EXCERPTED TEXT →

============================================================

The Duke of Windsor was very partial to millionaires who had made their money themselves. Any fool can inherit money, it was self-made men who had glamour for him. He felt about them as an ordinary snob might feel about people of ancient lineage going back into the mists of time. In the Bahamas there were several of these, to the Duke,
fascinating men. Among them was Sir Harry Oakes, an American who had struck gold in Canada and taken Canadian citizenship, and Sir Harold Christie, a property tycoon who made a fortune by being one of the first to realize the wonderful possibilities of the Bahamas as a winter playground for the rich and in particular for Americans. The islands are only a few minutes by air from Miami, they are uncrowded, some of them empty, with beaches of silvery sand and seas of palest most brilliant blue.
After Pearl Harbor, war approached the Bahamas. Tourists no longer came from America, and in their place there were survivors from ships torpedoed by U-boats. The Red Cross ladies worked overtime.
In 1942 the Colonial Office in London conceived the idea that a U-boat might kidnap the Windsors and hold them as hostages, therefore a company of Cameron Highlanders was sent to the island. The troops put barbed wire round Government House, then they practised mock raids. They had an amusing time creeping through the barbed wire at night and taking Major Gray Phillips prisoner while he slept. Soon afterwards the Cameron Highlanders were needed for more serious work.
The Americans built an airfield called Windsor Field, to be shared by them and the RAF. The local black labourers considered their wages were low compared with what the Americans earned. In May the Windsors were in Washington staying at the British Embassy with Lord and Lady Halifax when a message came from Nassau that serious rioting had broken out. The mob had smashed all the windows and looted the shops in Bay Street and drunk all the liquor they could find. The Duke flew straight back. The riot act was read, martial law was declared and the Cameron Highlanders with the police had no trouble in restoring order.
The Duchess, as President of the Bahamas Red Cross showing the Duke supplies to be sent to England.
The Duke and Duchess visiting two survivors of a sea rescue, December 1940.

============================================================

REQUIREMENTS →
a) In the passage on the Windsors in the Bahamas, what was the name of the airfield built by the Americans?
b) Retype the stretch of the passage on the Windsors in the Bahamas from "The Duke of" through "most brilliant blue.".
c) Extend the passage on the Windsors in the Bahamas, beginning right after its last sentence.
You won't need the data to answer anything here.

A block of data
============================================================

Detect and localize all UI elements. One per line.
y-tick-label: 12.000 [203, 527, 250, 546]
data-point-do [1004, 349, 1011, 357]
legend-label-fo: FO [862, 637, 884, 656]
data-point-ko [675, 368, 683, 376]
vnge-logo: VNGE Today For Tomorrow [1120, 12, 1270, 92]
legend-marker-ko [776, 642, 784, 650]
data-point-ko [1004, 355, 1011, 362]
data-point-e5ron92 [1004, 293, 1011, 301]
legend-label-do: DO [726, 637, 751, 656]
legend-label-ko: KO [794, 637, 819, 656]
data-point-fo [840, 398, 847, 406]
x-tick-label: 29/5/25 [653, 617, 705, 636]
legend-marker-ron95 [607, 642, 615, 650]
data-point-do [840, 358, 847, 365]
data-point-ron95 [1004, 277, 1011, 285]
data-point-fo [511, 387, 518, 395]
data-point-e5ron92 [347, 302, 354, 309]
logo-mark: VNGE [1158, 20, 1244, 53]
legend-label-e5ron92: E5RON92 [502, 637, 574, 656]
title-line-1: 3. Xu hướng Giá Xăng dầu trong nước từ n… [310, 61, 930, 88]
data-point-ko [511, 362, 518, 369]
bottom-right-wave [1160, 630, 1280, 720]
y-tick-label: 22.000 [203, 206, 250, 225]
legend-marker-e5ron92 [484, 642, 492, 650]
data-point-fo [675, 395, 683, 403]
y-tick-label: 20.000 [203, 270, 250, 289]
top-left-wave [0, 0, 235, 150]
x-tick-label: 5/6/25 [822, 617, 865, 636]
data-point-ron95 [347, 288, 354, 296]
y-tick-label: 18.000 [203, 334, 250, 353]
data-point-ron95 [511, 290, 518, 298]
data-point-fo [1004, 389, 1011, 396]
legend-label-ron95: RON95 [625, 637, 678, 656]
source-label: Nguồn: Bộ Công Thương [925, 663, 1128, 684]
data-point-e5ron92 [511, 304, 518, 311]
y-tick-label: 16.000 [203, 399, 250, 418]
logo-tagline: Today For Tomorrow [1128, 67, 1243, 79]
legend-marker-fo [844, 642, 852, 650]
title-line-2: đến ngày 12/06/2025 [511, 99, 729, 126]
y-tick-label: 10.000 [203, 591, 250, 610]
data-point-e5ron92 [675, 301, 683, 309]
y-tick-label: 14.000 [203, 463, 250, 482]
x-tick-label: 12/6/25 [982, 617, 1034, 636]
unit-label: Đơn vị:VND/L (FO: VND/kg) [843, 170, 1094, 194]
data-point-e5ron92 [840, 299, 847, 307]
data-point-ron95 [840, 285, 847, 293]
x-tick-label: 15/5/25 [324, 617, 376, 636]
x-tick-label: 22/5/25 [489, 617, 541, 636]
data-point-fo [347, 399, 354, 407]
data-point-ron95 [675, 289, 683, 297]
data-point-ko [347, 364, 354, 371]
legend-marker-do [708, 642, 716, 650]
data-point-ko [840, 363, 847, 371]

============================================================

RESPONSES BY TASK →
a) Windsor Field.

b)
The Duke of Windsor was very partial to millionaires who had made their money themselves. Any fool can inherit money, it was self-made men who had glamour for him. He felt about them as an ordinary snob might feel about people of ancient lineage going back into the mists of time. In the Bahamas there were several of these, to the Duke,
fascinating men. Among them was Sir Harry Oakes, an American who had struck gold in Canada and taken Canadian citizenship, and Sir Harold Christie, a property tycoon who made a fortune by being one of the first to realize the wonderful possibilities of the Bahamas as a winter playground for the rich and in particular for Americans. The islands are only a few minutes by air from Miami, they are uncrowded, some of them empty, with beaches of silvery sand and seas of palest most brilliant blue.

c)
Wages were raised by the Americans to a more equitable level. The Duke encouraged agriculture as far as possible, but the riches of the Bahamas came from the tourists and only after the war did the islands boom again. The most difficult years were those when the Duke of Windsor was Governor.
The Windsors went fairly often to Washington, and lunching one day at the White House with President Roosevelt, they found their old friends Herman and Katherine Rogers were fellow guests. When the Duchess invited them to stay in Nassau, Katherine Rogers said they could not accept as they had no passports. Mr Roosevelt immediately got in touch with the passport office so that they were able to go, a great pleasure for the Duchess.
On another occasion, when Churchill was in America to address Congress the Duke and Duchess went to listen to the speech, and were given an ovation: ‘As the Duke descended to his seat in the front row, he got as much clapping as Winston, or more, by which we were surprised’, wrote Lord Moran. The Windsors also visited a ranch belonging to the Duke in Canada, and they went to Baltimore where they stayed with the Duchess’ uncle, General Henry Warfield. There were always crowds to greet them; ten thousand people, headed by Aunt Bessie, were at the railway station in Washington when they arrived the first time.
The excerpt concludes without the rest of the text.